What this task involves >>
Repeat each line exactly, leaving nothing out.

***

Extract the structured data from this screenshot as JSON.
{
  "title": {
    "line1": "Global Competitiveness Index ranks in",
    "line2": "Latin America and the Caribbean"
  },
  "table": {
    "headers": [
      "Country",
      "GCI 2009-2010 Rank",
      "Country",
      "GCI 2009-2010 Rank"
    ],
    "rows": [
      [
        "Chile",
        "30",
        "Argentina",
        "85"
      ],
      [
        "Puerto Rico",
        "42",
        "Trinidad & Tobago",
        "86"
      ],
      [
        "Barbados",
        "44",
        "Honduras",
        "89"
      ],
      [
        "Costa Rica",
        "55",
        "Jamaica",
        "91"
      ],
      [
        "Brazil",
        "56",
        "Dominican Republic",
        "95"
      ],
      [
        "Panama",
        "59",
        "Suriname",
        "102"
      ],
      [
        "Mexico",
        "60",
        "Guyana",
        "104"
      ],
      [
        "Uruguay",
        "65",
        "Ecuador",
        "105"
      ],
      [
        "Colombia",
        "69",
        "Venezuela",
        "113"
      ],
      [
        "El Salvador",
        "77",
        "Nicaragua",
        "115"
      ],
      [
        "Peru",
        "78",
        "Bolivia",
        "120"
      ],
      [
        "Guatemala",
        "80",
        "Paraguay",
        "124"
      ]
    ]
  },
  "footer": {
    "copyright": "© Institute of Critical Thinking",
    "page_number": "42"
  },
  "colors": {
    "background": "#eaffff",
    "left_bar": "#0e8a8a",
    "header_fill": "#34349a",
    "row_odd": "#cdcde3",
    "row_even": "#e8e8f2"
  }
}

***

Full response >>
Extract the structured data from this screenshot as JSON.
{
  "title": {
    "line1": "Global Competitiveness Index ranks in",
    "line2": "Latin America and the Caribbean"
  },
  "table": {
    "headers": [
      "Country",
      "GCI 2009-2010 Rank",
      "Country",
      "GCI 2009-2010 Rank"
    ],
    "rows": [
      [
        "Chile",
        "30",
        "Argentina",
        "85"
      ],
      [
        "Puerto Rico",
        "42",
        "Trinidad & Tobago",
        "86"
      ],
      [
        "Barbados",
        "44",
        "Honduras",
        "89"
      ],
      [
        "Costa Rica",
        "55",
        "Jamaica",
        "91"
      ],
      [
        "Brazil",
        "56",
        "Dominican Republic",
        "95"
      ],
      [
        "Panama",
        "59",
        "Suriname",
        "102"
      ],
      [
        "Mexico",
        "60",
        "Guyana",
        "104"
      ],
      [
        "Uruguay",
        "65",
        "Ecuador",
        "105"
      ],
      [
        "Colombia",
        "69",
        "Venezuela",
        "113"
      ],
      [
        "El Salvador",
        "77",
        "Nicaragua",
        "115"
      ],
      [
        "Peru",
        "78",
        "Bolivia",
        "120"
      ],
      [
        "Guatemala",
        "80",
        "Paraguay",
        "124"
      ]
    ]
  },
  "footer": {
    "copyright": "© Institute of Critical Thinking",
    "page_number": "42"
  },
  "colors": {
    "background": "#eaffff",
    "left_bar": "#0e8a8a",
    "header_fill": "#34349a",
    "row_odd": "#cdcde3",
    "row_even": "#e8e8f2"
  }
}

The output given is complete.